Task statement
Find the string "acustica" in the listing and report every line that has it.

Stored data
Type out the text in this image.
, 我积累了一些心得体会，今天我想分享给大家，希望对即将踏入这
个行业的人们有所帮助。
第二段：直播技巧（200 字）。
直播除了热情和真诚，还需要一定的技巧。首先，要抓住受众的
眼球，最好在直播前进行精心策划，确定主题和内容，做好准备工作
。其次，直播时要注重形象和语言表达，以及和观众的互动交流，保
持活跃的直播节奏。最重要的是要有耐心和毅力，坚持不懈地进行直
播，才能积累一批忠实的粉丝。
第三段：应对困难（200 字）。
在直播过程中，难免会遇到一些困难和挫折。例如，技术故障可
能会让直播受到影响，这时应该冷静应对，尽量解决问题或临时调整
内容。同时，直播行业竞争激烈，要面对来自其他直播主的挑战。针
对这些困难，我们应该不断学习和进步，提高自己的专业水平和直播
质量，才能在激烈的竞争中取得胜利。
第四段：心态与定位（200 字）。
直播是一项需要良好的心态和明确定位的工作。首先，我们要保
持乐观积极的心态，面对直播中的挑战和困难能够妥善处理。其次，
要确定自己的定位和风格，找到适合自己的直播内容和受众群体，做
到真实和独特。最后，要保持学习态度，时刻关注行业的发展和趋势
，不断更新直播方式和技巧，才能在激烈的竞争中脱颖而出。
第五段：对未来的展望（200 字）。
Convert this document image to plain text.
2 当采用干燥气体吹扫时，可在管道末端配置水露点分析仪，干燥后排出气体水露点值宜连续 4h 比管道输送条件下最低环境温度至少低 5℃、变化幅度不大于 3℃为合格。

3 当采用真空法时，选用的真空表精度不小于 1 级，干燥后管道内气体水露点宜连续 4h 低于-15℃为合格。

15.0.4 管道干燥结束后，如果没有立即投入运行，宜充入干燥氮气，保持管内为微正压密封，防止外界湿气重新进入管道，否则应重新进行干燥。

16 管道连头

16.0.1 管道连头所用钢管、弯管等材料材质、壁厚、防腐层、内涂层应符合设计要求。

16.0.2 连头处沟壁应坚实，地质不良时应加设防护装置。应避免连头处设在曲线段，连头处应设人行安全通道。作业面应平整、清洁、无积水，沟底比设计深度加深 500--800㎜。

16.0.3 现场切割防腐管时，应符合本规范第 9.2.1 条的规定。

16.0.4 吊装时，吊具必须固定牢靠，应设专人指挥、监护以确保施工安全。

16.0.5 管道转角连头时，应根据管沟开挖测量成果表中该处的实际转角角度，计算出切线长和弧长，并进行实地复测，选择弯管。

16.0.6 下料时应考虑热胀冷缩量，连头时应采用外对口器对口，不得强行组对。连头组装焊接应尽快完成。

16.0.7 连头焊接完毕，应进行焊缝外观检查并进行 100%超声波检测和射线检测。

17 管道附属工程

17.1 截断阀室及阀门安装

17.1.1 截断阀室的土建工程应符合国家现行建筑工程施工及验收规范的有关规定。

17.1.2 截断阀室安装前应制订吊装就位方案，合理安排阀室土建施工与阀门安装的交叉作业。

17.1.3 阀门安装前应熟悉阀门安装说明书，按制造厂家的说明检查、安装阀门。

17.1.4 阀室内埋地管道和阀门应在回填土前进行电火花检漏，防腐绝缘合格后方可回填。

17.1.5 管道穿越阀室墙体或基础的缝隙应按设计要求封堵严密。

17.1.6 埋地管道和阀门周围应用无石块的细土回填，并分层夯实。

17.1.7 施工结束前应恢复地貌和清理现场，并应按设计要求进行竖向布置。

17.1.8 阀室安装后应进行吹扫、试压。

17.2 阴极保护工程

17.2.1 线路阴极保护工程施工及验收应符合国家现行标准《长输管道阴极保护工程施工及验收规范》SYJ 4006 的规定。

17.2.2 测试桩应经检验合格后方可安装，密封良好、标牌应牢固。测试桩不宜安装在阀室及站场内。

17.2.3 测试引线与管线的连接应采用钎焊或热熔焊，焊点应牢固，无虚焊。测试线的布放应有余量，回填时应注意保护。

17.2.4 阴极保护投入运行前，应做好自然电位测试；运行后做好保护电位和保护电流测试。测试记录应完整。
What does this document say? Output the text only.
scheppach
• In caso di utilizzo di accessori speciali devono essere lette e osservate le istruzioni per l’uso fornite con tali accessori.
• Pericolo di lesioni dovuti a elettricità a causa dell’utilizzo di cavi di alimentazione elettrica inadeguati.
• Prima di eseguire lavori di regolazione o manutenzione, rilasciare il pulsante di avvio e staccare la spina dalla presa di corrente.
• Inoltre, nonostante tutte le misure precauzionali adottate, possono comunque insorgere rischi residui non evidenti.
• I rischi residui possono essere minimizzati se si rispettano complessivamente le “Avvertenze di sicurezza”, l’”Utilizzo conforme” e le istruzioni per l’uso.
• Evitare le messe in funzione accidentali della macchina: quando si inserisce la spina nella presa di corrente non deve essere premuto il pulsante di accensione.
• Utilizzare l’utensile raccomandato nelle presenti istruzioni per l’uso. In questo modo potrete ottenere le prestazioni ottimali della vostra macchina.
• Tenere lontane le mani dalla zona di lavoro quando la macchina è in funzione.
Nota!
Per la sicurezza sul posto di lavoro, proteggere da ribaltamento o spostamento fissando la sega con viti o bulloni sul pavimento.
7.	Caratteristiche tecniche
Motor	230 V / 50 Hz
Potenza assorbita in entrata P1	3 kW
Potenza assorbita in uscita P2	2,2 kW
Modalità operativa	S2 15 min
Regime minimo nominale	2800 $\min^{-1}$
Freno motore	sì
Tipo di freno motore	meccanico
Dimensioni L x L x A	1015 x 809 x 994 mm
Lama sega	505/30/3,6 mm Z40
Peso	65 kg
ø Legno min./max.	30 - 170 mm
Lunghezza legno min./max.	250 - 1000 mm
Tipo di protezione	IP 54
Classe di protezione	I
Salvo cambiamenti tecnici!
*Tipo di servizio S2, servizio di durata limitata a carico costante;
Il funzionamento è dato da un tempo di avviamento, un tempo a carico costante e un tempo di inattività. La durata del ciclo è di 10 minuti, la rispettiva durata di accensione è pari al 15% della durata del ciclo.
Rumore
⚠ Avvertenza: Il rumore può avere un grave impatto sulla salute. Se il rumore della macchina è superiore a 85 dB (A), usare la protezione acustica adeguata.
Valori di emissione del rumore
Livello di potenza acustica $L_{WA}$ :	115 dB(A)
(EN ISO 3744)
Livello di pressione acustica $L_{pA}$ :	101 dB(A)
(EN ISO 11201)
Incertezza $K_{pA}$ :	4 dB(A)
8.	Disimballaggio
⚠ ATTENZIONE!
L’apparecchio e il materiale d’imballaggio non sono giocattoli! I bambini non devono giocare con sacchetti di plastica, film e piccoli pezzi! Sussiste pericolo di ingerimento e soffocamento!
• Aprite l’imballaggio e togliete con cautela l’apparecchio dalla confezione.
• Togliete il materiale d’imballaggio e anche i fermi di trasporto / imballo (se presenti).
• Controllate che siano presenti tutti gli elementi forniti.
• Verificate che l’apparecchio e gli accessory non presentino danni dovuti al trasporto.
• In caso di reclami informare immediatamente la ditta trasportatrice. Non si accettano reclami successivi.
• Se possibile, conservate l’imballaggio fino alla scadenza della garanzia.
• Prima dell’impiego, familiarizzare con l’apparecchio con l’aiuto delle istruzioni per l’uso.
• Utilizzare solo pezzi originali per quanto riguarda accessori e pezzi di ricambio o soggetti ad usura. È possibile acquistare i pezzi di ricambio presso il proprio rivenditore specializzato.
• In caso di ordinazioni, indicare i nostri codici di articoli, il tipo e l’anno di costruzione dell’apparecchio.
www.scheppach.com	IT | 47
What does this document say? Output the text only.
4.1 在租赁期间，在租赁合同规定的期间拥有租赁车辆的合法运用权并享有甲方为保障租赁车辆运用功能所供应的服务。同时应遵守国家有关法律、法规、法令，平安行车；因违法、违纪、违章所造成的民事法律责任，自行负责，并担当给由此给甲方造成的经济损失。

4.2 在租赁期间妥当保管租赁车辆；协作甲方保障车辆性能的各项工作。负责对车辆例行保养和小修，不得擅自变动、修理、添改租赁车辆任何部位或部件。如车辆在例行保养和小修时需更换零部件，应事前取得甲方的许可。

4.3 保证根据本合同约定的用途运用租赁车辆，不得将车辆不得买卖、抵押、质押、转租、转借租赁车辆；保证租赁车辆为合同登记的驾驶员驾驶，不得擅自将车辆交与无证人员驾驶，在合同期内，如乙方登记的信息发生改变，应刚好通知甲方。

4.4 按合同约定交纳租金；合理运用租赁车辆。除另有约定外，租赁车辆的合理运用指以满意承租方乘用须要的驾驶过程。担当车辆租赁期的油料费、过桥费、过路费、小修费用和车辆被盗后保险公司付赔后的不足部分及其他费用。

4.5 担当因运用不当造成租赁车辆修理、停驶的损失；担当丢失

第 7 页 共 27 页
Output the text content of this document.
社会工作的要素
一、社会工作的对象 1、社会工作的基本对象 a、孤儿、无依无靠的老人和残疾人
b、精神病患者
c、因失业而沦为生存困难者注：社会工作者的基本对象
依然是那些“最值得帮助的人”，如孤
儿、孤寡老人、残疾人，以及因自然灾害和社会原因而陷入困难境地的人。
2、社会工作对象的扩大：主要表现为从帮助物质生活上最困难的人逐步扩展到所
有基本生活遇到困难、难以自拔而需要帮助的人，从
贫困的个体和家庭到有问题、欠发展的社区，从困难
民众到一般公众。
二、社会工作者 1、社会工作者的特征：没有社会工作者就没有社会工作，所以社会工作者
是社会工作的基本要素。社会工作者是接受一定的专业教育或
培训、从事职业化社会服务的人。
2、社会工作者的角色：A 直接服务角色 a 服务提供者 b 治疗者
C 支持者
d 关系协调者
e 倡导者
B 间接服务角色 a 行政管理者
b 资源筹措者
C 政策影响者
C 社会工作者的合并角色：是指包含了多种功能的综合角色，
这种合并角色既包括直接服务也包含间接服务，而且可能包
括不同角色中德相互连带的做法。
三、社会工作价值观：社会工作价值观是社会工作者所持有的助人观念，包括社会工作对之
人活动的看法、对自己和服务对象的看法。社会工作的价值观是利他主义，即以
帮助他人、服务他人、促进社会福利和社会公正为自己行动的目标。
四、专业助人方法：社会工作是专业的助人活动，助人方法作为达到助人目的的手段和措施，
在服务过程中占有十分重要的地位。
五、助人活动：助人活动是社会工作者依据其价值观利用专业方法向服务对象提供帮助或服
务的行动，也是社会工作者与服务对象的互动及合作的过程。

Task response
⚠ Avvertenza: Il rumore può avere un grave impatto sulla salute. Se il rumore della macchina è superiore a 85 dB (A), usare la protezione acustica adeguata.
Livello di potenza acustica $L_{WA}$ :	115 dB(A)
Livello di pressione acustica $L_{pA}$ :	101 dB(A)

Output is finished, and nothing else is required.